— Short problem 1 —
Please output, word for word, the part of the student advice column that opens with the words containing "But that’s it." and closes with "9 report card.".
— Short problem 2 —
Go on with the student advice column, starting right after the last sentence shown.

* begin Selected text *

If the rest of your marks are high and if you only have one of two classes that you do poorly in, it won’t greatly affect your average because your abundant good marks will keep you flying high. The worst that can happen with having a low grade in Phys Ed (which I relate to!) or any other course for that matter is that your report card average might suffer a couple percents.

But that’s it. There are no scary consequences for having one bad grade. It can be tough when you’re trying to do everything perfectly, but we all have to remember that our little mistakes or shortcomings aren’t going to haunt us for years to come.

When it comes to applying for awards or scholarships, as far as I know, you’re often able to select which courses and which grades you apply with. So if you don’t want this gym mark to be seen, it doesn’t have to be – not to mention that you’ll never have to submit your Grade 9 report card.

It’s really in 10, 11, and 12 where grades begin to matter more – especially in Grade 11 and in the first semester of Grade 12 – because those are the marks you’ll be applying to universities with. Don’t stress too much about this for Grade 9 – though it’s great to cement a solid work ethic

Don’t stress too much about all of this for Grade 9 – though it’s great to cement a solid work ethic now, because it will serve you well in the next few years.

In summary, your one bad grade won’t have any lasting effects on your record. Hope this helped!

Best wishes,

Ziyana K.

Option of Full Year ELA

Question: What happens if someone is in dash 2 LA? Do they have to take summer school or do an extra year in high school? Thanks


If you are taking -2 ELA, individuals are not required to do another year of high school, nor are they required to do summer school. At FFCA, you have the ability to take full year ELA (so ELA -2 in Semester 1, and then ELA -1 in Semester 2), as it can be beneficial for your learning.

I do acknowledge that there can be a stigma around the -2 stream, but by basing it off of what YOU feel is best, it will have the ability to provide some big rewards. The reason why individuals consider taking full year ELA is because it provides a continuity and consistency in your ELA skills, which is important to build upon to prepare for higher grades. The one drawback to having full year ELA is that you will lose an elective option the following year.

If you are considering taking ELA -2, I recommend starting a conversation with Ms.Geran, just so you are aware of what ELA -2 entails, and how it will affect your scheduling or timetable. And because course selection is coming within the next month or two, being as well educated and informed of your options can help you make the best decision.

Ultimately, your choices are:
1) Do ELA -2 in summer school
2) Do full year ELA during school (but lose an elective spot)
3) Do ELA -1, and don’t take -2 (but please consult with Ms.Geran on your options)

Kind regards,
Aaron

Higher Level Courses in University 

Question: Hello! I’m interested in pursuing my BSc at the University of Calgary. They recommend me to take Physics 30 and/or Math 31. I want to take Physics 30, but I’m scared they’ll automatically put me in a higher level course in my first year. What should I do?


Daniel:
Hello and thank you so much for your question!

* end Selected text *
* begin Data records *

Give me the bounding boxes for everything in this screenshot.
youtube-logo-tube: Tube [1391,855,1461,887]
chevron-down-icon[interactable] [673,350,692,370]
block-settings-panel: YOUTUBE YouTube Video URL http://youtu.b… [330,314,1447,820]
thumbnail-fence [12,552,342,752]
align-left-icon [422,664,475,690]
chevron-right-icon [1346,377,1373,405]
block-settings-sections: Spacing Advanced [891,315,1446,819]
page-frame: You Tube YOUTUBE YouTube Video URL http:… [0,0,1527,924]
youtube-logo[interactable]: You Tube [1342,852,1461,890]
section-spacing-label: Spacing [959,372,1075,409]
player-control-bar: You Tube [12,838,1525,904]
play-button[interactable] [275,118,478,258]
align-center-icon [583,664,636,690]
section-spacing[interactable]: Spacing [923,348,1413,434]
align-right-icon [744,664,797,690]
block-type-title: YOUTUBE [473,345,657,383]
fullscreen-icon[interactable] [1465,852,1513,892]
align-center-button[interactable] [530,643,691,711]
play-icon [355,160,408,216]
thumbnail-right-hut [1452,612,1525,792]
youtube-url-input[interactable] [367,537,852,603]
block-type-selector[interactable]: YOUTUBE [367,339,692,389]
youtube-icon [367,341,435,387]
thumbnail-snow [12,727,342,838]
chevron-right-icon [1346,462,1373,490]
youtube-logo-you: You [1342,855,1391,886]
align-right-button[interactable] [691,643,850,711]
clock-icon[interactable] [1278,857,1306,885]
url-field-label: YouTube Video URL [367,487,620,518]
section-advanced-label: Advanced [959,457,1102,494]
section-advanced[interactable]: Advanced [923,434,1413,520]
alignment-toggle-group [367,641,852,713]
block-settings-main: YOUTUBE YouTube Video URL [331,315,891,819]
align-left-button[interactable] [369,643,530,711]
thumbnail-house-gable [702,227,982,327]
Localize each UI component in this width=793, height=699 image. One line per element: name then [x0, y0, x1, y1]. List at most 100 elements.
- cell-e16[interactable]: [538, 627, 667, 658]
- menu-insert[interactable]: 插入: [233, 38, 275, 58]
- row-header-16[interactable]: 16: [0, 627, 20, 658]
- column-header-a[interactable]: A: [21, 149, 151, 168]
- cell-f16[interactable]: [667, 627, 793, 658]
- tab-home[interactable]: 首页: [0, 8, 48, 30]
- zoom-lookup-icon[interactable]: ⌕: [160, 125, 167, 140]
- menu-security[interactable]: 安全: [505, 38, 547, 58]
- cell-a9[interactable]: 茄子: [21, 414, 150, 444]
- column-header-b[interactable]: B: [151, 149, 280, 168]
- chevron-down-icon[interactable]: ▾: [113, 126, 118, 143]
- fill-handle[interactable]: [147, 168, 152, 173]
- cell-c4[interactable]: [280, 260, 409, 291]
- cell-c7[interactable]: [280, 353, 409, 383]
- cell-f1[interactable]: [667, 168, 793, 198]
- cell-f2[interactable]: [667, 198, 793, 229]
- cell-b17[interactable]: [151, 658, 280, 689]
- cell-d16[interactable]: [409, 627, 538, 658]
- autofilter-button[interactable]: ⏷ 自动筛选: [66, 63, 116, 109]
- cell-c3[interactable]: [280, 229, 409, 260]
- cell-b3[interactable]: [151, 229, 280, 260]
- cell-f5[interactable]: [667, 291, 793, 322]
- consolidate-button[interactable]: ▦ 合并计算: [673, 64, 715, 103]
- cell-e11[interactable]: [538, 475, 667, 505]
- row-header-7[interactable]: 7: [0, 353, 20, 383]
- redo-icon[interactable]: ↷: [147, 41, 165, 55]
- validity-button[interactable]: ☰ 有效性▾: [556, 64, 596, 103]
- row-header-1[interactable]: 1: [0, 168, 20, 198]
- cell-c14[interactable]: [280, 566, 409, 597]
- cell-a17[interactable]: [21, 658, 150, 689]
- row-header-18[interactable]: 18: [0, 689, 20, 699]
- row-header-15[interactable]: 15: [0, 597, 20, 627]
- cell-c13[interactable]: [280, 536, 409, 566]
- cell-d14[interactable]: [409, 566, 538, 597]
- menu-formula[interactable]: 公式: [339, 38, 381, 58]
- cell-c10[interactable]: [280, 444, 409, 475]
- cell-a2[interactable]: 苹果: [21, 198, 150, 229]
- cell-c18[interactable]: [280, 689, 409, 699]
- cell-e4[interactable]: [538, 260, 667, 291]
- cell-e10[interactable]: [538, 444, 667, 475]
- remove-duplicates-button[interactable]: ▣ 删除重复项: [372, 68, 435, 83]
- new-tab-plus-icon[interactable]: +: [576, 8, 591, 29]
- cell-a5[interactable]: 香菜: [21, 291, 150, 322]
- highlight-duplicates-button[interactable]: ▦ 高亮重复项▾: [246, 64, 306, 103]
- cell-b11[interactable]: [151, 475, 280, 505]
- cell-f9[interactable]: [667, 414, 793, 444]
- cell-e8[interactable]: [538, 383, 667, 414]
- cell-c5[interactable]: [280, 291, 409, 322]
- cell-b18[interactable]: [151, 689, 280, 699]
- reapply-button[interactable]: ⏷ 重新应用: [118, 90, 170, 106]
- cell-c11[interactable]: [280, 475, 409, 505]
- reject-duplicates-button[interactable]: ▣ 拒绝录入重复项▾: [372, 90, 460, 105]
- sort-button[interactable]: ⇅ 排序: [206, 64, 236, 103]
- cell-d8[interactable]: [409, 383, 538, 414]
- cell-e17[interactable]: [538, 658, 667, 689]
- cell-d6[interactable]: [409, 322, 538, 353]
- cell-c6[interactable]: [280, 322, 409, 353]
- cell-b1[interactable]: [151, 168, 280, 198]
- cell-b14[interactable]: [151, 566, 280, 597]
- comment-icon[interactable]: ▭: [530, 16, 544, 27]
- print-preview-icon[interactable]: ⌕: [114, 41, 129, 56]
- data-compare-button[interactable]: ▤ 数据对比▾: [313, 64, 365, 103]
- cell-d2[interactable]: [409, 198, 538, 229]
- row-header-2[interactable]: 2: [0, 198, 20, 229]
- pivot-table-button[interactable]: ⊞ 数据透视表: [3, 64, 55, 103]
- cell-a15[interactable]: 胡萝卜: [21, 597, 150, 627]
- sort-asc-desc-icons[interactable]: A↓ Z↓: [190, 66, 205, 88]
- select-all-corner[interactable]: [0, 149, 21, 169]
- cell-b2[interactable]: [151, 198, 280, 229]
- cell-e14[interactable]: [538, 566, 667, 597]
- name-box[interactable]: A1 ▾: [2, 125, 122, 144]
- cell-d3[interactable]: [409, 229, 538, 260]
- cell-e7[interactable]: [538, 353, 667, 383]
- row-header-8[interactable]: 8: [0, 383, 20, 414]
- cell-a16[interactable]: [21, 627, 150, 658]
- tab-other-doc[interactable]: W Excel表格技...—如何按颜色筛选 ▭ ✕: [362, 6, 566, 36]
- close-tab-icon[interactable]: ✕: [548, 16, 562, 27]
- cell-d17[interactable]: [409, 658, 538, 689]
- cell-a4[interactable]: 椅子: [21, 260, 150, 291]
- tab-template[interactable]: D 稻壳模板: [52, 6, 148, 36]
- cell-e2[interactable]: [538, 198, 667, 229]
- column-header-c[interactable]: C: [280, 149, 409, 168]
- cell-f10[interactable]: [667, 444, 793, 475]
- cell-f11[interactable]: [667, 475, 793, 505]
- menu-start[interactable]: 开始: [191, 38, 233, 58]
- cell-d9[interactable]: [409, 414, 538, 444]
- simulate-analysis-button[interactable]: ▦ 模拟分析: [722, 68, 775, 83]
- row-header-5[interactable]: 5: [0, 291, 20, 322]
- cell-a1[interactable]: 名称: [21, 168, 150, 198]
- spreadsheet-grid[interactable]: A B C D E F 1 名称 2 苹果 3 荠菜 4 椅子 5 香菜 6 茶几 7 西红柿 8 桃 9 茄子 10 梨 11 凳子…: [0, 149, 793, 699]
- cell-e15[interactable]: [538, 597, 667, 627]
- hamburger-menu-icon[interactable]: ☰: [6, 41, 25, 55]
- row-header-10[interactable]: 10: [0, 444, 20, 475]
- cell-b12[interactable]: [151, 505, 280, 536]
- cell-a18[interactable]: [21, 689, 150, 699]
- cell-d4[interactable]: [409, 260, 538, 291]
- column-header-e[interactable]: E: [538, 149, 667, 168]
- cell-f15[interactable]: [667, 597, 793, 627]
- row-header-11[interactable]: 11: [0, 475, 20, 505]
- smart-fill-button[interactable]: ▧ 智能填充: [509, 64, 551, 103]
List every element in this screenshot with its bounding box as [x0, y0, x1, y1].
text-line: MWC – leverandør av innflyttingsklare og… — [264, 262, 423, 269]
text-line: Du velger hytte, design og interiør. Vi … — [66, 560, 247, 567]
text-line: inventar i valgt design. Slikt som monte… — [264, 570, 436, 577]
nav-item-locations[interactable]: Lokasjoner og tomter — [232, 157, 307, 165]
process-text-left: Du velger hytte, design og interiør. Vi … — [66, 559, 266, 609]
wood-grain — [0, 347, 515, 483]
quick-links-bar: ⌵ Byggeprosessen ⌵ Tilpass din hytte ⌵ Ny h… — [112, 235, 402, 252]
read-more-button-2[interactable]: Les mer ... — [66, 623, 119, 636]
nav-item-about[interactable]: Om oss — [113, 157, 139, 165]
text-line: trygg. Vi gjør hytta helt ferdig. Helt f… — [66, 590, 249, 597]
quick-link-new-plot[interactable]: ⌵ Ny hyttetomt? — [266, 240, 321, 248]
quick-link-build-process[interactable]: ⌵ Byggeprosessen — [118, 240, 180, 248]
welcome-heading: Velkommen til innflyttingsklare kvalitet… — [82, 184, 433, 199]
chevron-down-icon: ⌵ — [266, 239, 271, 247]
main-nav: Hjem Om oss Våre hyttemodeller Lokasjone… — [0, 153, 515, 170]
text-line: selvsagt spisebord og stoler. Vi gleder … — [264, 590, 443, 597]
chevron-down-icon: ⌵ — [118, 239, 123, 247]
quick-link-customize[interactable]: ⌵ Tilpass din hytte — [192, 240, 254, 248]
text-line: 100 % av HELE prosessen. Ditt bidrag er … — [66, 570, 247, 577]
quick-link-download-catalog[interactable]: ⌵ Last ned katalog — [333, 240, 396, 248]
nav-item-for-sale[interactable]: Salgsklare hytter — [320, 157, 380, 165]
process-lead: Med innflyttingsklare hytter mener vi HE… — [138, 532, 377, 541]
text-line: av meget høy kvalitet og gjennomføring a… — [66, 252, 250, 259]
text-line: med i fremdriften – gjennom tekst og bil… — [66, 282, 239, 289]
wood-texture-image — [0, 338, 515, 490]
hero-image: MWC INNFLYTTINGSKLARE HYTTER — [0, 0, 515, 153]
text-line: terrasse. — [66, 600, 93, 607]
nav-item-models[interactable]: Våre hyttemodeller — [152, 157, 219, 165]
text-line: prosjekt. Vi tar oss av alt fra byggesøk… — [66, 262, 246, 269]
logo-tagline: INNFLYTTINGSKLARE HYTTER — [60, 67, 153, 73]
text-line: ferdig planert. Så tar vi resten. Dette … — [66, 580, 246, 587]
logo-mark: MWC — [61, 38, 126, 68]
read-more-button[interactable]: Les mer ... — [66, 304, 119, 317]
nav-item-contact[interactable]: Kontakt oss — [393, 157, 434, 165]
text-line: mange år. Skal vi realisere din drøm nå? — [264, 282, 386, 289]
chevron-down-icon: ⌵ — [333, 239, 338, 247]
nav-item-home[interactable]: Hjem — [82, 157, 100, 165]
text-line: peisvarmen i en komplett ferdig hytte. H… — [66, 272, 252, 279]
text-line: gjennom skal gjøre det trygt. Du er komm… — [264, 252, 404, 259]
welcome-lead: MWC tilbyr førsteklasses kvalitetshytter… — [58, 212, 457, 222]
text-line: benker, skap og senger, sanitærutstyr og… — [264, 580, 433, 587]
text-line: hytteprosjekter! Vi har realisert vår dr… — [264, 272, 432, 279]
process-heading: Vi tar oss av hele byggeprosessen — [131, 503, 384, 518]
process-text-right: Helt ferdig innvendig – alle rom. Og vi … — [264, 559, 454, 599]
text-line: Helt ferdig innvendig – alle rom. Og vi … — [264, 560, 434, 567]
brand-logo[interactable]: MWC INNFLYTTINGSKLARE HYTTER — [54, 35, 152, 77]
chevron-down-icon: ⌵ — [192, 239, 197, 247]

* end Data records *

— Final answer 1 —
But that’s it. There are no scary consequences for having one bad grade. It can be tough when you’re trying to do everything perfectly, but we all have to remember that our little mistakes or shortcomings aren’t going to haunt us for years to come.

When it comes to applying for awards or scholarships, as far as I know, you’re often able to select which courses and which grades you apply with. So if you don’t want this gym mark to be seen, it doesn’t have to be – not to mention that you’ll never have to submit your Grade 9 report card.

— Final answer 2 —
Since we don’t have any first-hand experience with post-secondary education, we have contacted Ashley, one of our alumni-founders/creators of this site! She says to not worry about being placed in a higher level class because everyone in first year sciences follows the same structure of introductory coursess. Also, you get to choose and build your schedule. However, if you would like to pursue a specific course, you are more than welcome to, but it isn’t really necessary.

If you would like additional information that is more specific to your own aspirations and inquiries, I recommend seeing Ms. Geran!

I wish you the best of luck in your upcoming exams and pursuit of post-secondary education!

Deconstructing the Stress Behind Writer’s Block During an Essay/Personal Narrative Writing Assessment

Question: When writing a timed essay/narrative, how do you stay calm under pressure and come up with ideas quickly without taking up too much time to plan? Also how do you deal with writers block? Lastly, what happens if you aren’t able to finish writing the piece in time?


Hey! Thank you for your question. I understand how difficult it is to stay calm under pressure but the best thing you could possibly do is take 30 seconds to just breathe, once you’re able to control your breath you can better focus on the task at hand.

Furthermore, you have asked about how to come up with ideas on the spot, personally I would offer that you should seek out inspiration the night before a personal narrative- read some blogs or watch some innovative ted talks- soak in ideas and find something that interests you that is open-ended and you can play with. If this still doesn’t work for you, think about the prompt in relevance to your life and how can you now write from your own experience?

In terms of a critical essay, my best advice is to really understand your plot and the evolution of the protagonists in your novel to be able to write about them. Look at some exam prompts and jot some notes down about each as to how you would answer them in relation to your selected novel. The more do this, the more you are better able to understand your novel and apply your knowledge to questions of matter. Basically, what I am trying to get at is with writing an essay or a narrative it should not be an “on the spot affair” if you actually put work into preparing and understanding your novel, you will easily be able to manipulate any prompt to work in your favour.

However, if you are still extremely stumped in the moment, think about what you’ve already written in class and try to see if there is a way to use that prompt to answer the question you are currently given. For an example, let’s say your current prompt is: “How does an individual deal with adversity?” and maybe you’ve already written an essay in class on the prompt, “How does one’s ambition impact an individual?” A good exam tip is to connect them both if you’re prepared as a writer to do so. So perhaps if I was writing about Macbeth I could talk about how his ambition blinded him from reacting rationally towards adversity. This is definitely a stretch and I’d only really offer this to you if you’re prepared to attempt something new and challenging. If you are not, that is also okay, start by jotting down notes about the prompt and then find points that interconnect with the plot/characters of the novel you have studied. Once you get your pen on the page you will be good to go, the more you sit pondering, the more time you waste.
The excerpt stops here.